> PROBLEM REQUIREMENTS
Look through the records below, and copy out every line that holds the string "this".

Figure content listings
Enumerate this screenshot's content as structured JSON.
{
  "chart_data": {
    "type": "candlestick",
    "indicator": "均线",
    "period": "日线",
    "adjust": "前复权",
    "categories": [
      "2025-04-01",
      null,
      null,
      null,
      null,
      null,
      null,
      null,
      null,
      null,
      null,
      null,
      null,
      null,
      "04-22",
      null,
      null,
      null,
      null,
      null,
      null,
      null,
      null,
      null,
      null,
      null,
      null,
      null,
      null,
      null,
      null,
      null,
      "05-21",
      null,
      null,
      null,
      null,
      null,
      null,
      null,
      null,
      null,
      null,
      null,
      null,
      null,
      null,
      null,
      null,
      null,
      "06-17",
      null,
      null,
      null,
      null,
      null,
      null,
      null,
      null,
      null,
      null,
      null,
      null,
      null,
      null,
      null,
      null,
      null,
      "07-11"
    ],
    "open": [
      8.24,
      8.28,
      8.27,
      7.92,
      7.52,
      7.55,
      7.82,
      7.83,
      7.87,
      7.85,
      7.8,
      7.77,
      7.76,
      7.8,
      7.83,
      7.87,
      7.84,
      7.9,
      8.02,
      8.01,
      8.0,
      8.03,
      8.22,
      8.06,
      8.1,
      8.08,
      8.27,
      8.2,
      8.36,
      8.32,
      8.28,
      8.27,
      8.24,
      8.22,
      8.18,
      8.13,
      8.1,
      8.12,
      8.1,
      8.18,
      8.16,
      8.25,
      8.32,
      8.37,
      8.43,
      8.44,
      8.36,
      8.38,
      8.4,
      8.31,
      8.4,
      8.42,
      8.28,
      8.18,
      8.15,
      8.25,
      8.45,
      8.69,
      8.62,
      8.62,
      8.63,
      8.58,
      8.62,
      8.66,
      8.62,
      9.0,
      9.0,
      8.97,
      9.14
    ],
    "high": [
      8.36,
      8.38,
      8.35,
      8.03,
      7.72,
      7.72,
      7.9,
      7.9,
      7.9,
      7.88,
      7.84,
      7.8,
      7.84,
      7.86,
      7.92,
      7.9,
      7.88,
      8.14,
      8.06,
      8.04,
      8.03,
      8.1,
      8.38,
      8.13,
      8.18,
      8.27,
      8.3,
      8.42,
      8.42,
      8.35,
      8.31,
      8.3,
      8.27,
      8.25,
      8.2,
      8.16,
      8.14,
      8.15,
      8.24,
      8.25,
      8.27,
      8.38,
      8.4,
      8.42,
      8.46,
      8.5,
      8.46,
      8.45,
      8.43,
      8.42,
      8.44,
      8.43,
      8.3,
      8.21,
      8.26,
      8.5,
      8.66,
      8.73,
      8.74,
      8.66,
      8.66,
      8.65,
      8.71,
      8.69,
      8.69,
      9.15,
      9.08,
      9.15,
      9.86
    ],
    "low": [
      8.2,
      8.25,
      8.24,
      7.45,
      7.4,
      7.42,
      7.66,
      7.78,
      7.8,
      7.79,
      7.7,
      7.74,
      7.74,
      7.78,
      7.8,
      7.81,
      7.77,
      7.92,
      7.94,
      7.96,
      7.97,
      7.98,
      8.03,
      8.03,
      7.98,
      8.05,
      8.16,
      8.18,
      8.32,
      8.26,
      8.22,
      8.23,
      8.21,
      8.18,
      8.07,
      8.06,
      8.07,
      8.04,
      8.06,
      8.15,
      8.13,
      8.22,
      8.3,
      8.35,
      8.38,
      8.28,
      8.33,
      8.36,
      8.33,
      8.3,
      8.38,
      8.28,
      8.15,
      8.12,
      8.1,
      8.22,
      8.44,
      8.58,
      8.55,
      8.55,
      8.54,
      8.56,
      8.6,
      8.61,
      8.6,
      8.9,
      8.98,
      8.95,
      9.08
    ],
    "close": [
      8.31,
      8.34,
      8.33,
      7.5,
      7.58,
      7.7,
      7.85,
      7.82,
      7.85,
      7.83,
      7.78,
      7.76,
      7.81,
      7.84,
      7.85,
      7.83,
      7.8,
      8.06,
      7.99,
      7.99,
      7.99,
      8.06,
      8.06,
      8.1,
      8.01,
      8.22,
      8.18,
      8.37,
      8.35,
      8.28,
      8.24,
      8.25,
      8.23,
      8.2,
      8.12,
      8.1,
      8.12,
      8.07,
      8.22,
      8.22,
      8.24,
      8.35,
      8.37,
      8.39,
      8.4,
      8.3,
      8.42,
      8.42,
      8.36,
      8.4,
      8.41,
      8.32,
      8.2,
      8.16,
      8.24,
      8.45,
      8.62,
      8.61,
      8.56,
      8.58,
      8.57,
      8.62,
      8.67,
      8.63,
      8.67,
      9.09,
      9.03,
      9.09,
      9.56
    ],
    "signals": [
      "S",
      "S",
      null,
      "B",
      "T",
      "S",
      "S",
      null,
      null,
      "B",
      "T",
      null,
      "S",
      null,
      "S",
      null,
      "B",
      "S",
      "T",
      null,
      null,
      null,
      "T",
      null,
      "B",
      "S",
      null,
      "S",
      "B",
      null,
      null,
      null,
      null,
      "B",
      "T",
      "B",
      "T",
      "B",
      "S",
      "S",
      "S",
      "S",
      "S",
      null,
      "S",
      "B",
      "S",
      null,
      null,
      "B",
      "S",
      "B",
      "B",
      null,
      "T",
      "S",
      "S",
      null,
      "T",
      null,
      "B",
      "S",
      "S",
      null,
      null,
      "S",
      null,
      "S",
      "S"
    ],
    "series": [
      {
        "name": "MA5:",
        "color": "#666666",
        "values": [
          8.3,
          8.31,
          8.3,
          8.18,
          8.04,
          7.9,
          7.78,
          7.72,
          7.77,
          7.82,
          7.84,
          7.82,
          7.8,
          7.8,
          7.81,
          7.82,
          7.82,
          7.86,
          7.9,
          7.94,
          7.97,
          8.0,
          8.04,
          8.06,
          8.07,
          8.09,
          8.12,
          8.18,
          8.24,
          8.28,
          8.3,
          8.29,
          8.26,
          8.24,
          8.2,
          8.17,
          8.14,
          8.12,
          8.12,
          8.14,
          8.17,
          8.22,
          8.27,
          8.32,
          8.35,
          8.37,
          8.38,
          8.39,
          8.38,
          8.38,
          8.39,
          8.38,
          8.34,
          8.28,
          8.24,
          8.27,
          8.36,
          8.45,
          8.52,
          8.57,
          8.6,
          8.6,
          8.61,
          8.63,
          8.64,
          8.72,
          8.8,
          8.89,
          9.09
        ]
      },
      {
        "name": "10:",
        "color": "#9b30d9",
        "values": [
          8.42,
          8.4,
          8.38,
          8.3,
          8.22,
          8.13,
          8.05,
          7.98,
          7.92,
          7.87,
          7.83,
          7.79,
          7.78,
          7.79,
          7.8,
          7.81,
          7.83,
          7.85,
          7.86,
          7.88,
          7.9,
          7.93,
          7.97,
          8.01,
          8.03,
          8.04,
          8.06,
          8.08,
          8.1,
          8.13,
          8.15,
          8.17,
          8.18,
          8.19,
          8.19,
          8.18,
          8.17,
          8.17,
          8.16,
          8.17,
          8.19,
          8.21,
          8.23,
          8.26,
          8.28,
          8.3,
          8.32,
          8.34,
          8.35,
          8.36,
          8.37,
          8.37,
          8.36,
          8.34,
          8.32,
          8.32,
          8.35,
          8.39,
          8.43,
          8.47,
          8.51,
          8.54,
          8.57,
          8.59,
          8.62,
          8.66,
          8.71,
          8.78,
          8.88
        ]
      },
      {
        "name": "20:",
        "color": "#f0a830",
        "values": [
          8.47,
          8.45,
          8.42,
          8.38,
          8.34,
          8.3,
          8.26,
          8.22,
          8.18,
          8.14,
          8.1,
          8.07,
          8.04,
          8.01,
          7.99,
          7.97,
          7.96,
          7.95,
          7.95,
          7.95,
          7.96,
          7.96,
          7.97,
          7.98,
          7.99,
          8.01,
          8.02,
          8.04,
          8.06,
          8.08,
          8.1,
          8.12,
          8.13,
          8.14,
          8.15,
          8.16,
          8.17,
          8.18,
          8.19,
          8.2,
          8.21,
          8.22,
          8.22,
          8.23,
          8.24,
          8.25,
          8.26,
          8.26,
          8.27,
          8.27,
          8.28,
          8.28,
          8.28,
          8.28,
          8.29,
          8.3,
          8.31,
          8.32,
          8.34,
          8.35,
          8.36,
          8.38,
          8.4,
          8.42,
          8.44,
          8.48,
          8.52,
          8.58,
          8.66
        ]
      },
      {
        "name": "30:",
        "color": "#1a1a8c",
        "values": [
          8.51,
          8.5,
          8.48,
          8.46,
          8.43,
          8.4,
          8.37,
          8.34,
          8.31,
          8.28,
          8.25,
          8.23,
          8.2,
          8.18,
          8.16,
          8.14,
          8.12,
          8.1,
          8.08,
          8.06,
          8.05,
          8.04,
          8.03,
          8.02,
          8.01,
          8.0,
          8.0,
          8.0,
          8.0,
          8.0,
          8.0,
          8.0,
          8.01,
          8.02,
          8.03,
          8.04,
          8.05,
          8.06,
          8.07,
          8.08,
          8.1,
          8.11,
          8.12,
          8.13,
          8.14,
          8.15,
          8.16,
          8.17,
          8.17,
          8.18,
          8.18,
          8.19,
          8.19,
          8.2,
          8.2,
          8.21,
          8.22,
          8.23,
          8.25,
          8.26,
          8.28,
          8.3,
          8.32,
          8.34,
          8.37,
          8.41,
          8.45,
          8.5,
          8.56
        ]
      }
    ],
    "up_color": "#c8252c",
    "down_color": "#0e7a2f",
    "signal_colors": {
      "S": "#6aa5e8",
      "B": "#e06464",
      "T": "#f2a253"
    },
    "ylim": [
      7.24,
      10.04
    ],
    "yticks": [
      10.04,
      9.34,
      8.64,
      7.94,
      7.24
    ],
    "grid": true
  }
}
---
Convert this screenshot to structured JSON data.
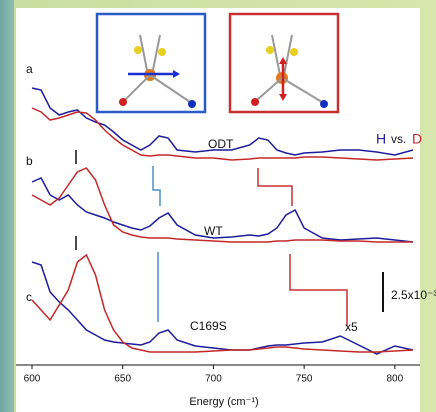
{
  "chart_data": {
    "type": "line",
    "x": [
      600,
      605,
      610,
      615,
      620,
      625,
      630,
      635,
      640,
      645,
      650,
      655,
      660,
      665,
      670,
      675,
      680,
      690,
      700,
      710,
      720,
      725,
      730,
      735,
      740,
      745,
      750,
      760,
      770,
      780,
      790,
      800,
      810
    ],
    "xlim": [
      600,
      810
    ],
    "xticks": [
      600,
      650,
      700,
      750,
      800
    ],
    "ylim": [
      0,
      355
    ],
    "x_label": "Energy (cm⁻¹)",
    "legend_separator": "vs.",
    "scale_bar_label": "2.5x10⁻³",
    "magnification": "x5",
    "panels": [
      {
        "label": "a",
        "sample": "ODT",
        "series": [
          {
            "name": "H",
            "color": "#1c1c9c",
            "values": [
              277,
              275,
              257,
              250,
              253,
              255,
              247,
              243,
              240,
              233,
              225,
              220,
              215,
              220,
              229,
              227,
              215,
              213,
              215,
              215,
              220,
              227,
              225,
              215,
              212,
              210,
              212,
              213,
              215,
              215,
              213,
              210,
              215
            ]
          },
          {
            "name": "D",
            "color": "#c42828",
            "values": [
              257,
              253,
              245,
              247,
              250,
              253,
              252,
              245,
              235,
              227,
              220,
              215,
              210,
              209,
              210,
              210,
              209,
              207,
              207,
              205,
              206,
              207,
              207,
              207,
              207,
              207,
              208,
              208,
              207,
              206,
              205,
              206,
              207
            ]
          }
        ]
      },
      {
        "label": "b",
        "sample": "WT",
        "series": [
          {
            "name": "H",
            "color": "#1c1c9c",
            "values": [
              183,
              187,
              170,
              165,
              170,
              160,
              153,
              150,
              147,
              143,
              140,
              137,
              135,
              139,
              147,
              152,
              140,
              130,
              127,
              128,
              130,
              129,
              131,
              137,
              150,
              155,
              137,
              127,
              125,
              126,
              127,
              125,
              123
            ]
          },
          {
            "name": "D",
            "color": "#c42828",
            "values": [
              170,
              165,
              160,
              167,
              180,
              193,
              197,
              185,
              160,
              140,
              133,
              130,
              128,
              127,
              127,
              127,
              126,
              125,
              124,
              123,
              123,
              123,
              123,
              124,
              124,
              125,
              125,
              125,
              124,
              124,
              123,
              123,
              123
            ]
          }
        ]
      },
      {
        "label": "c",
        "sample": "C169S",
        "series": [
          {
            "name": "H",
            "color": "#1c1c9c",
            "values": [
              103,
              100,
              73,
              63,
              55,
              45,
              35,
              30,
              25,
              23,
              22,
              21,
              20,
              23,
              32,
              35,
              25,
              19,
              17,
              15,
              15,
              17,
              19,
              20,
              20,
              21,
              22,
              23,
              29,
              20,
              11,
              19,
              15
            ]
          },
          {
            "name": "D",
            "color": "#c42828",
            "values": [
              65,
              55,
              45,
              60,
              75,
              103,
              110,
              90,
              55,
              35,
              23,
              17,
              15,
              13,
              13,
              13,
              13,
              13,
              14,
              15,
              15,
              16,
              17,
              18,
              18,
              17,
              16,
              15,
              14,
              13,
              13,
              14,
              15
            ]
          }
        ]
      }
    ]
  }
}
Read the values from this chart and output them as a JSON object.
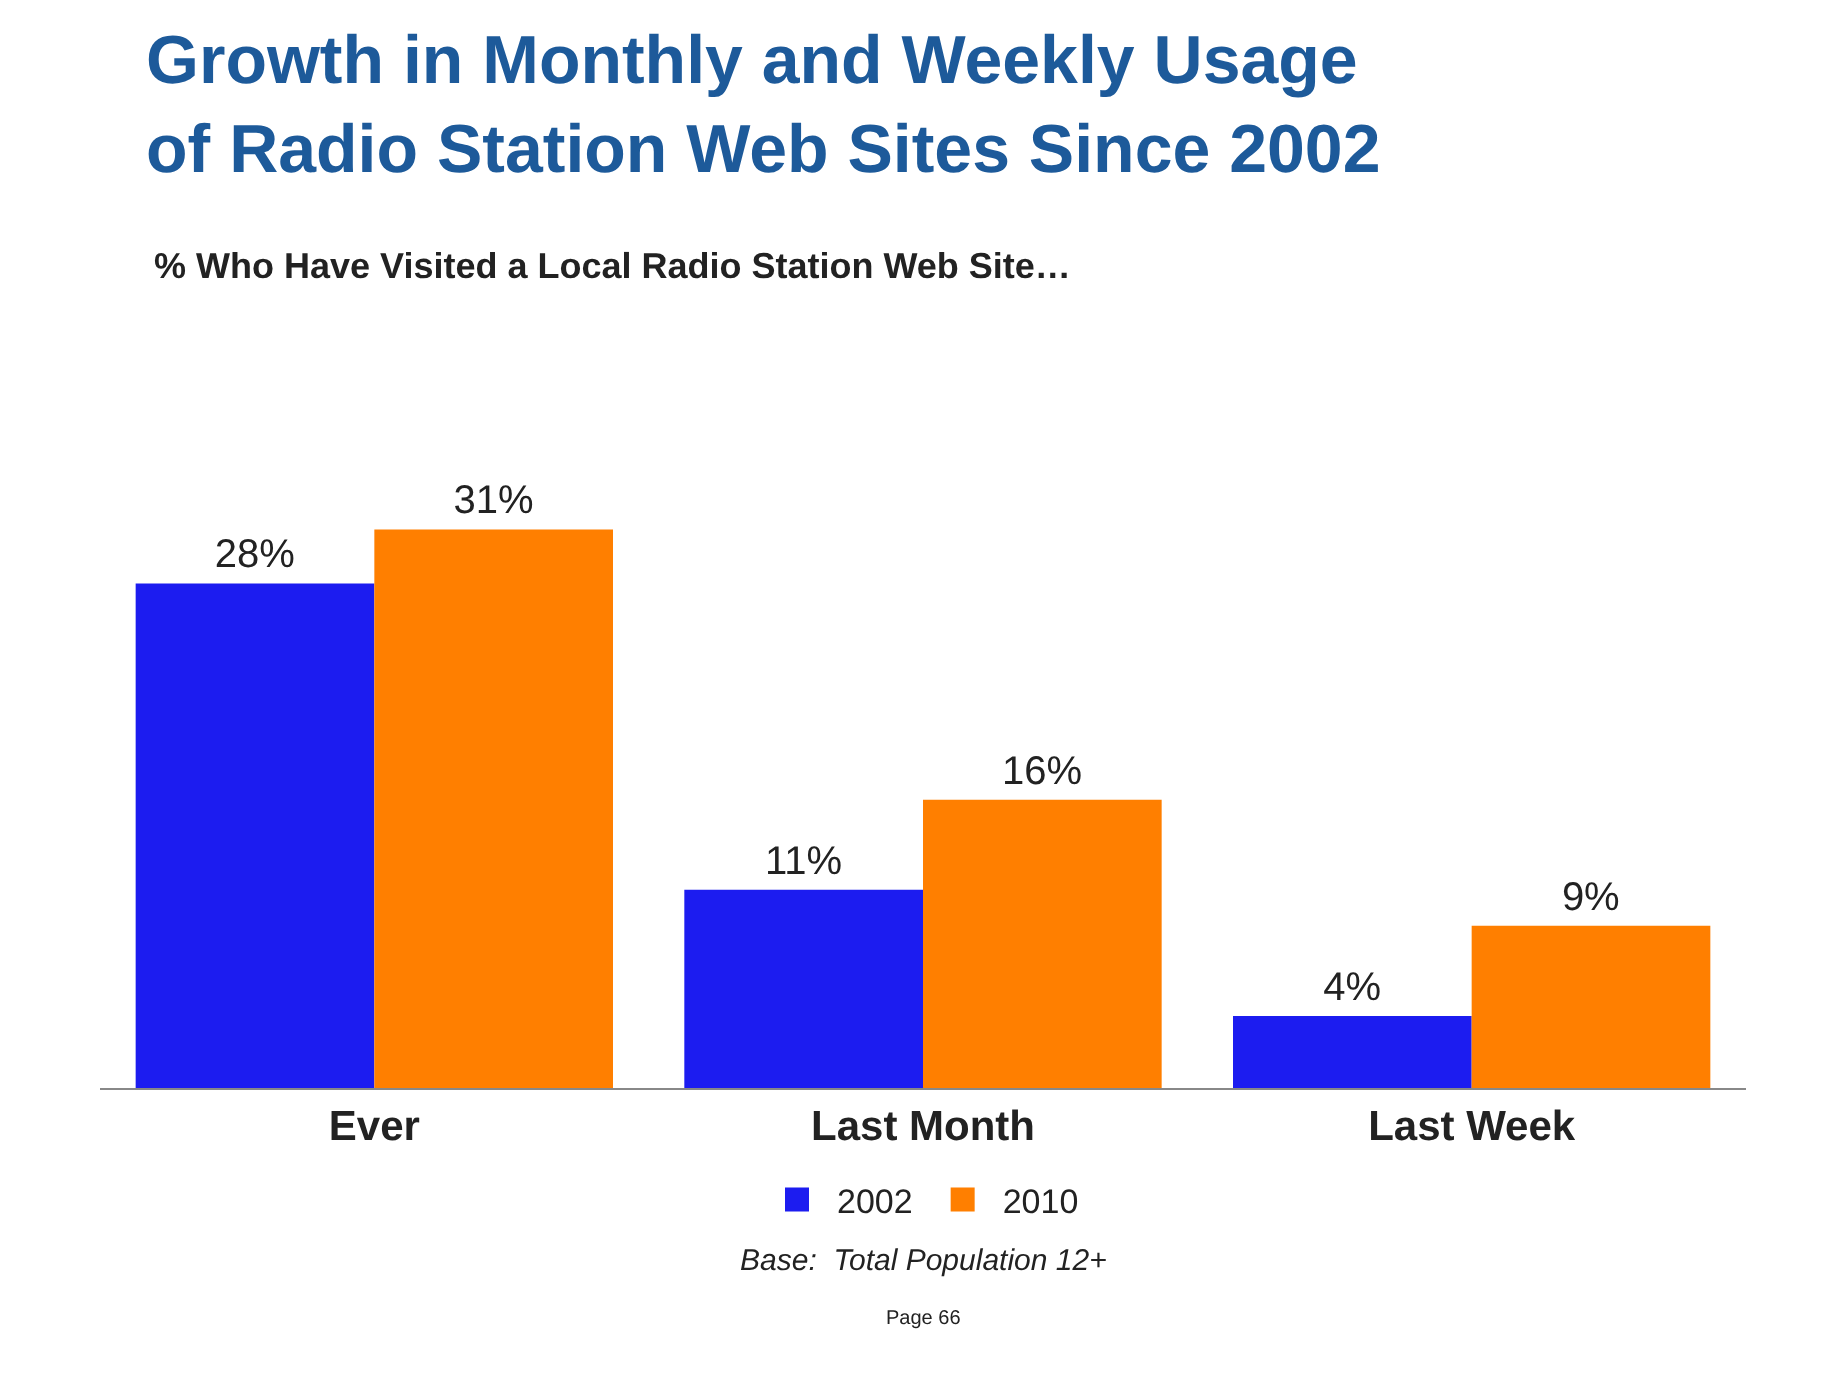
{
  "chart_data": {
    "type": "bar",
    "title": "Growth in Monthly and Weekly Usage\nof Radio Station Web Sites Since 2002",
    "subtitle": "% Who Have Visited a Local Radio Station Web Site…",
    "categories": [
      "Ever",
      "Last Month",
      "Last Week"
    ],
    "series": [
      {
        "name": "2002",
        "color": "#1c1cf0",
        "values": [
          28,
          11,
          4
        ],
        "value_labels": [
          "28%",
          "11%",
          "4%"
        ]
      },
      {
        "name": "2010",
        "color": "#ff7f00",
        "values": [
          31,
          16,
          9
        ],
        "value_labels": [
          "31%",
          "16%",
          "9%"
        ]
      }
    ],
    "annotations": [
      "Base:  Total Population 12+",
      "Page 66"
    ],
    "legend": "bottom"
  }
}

> EXERCISE SOLUTION
Enumerate this screenshot's content as structured JSON.
Convert this screenshot to structured JSON data.
Read the values from this chart and output them as a JSON object.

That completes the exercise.